### 本文抜粋:
• • • • • • •

また、ガス置換の効率がよく、かつ、キャップシューター式以外の閉栓装置にも適用できる。更に、不活性ガス雰囲気で行う場合に比べガスの使用量を減らせるためガス置換の経済性と安全性に優れる。
【0069】
次に実施例により本発明を説明するが、本発明はこれらの実施例により限定されるものではない。
【実施例】
【0070】
図1に記載の充填ブース10内で、ポリエチレンテレフタレート(PET)製のボトル容器16(容量145g)に日清オイリオグループ(株)製の菜種油を充填機12により充填した後、
図2〜4に示す窒素ガス置換プレート1(第1の流出孔1A〜7A及び第2の流出孔1B〜7Bの位置は前述した例示の通り。第1及び第2の流出孔の直径4mm)を使用して、下記の表1に記載の条件に従って、ボトル容器16のヘッドスペース(24ml)の空気を窒素ガスに置換するべく、窒素ガスをボトル容器16の容器口16a及び/又はキャップ17のキャップ口に吹き付け、窒素ガス置換プレート1の下をボトル容器16が通過後直ちに、キャップ搬送機18によりねじ込み式キャップ17を容器口16aに閉栓して密封した。

• • • • • • •

### 利用可能なデータ:
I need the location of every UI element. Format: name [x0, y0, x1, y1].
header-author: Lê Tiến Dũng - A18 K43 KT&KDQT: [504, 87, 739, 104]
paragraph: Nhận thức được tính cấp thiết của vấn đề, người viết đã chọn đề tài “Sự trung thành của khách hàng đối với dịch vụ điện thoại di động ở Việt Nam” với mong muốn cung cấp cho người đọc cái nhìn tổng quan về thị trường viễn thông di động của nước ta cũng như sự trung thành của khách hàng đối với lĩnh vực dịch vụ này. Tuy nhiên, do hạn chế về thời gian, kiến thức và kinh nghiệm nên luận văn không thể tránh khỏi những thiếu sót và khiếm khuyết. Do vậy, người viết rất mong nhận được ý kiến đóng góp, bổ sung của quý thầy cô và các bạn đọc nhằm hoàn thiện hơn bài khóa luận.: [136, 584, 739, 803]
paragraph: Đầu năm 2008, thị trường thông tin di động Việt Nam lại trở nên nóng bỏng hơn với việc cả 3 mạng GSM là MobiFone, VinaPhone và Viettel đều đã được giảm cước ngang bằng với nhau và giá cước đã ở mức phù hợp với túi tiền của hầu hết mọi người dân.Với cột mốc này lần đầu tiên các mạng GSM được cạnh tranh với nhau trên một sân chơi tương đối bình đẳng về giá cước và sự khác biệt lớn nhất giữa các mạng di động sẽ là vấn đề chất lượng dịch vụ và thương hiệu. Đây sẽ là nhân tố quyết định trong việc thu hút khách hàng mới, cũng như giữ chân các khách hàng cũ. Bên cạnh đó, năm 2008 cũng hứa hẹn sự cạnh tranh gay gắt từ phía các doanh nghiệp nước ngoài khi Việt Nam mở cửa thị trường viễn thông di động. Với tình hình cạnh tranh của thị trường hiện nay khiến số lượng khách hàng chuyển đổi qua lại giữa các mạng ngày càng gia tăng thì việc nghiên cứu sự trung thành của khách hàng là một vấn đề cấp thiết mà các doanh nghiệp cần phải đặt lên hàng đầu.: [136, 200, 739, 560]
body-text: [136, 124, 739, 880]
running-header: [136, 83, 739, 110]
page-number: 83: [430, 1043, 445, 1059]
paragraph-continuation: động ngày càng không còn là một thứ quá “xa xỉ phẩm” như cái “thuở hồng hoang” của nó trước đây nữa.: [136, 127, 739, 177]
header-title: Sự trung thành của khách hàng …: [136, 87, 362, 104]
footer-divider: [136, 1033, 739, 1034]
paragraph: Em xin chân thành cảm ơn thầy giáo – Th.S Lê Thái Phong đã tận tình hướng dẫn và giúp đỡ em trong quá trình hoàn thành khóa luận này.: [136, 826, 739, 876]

• • • • • • •

### 課題一覧:
- 1) 本文抜粋のうち、「また、ガス置換の効率がよく、」から始まり「口16aに閉栓して密封した。」で終わる部分を、「菜種油」を「大豆油」に置き換えて書き直してください。
- 2) 本文抜粋について、次の問いに答えてください。
(a) 不活性ガス雰囲気で行う場合に比べて、何を減らせるとされていますか。
(b) 菜種油を充填したボトル容器は、何製ですか。
(c) 第1及び第2の流出孔の直径は何mmですか。

### 解答一覧:
- 1)
また、ガス置換の効率がよく、かつ、キャップシューター式以外の閉栓装置にも適用できる。更に、不活性ガス雰囲気で行う場合に比べガスの使用量を減らせるためガス置換の経済性と安全性に優れる。
【0069】
次に実施例により本発明を説明するが、本発明はこれらの実施例により限定されるものではない。
【実施例】
【0070】
図1に記載の充填ブース10内で、ポリエチレンテレフタレート(PET)製のボトル容器16(容量145g)に日清オイリオグループ(株)製の大豆油を充填機12により充填した後、
図2〜4に示す窒素ガス置換プレート1(第1の流出孔1A〜7A及び第2の流出孔1B〜7Bの位置は前述した例示の通り。第1及び第2の流出孔の直径4mm)を使用して、下記の表1に記載の条件に従って、ボトル容器16のヘッドスペース(24ml)の空気を窒素ガスに置換するべく、窒素ガスをボトル容器16の容器口16a及び/又はキャップ17のキャップ口に吹き付け、窒素ガス置換プレート1の下をボトル容器16が通過後直ちに、キャップ搬送機18によりねじ込み式キャップ17を容器口16aに閉栓して密封した。

- 2)
(a) ガスの使用量
(b) ポリエチレンテレフタレート(PET)製
(c) 4mm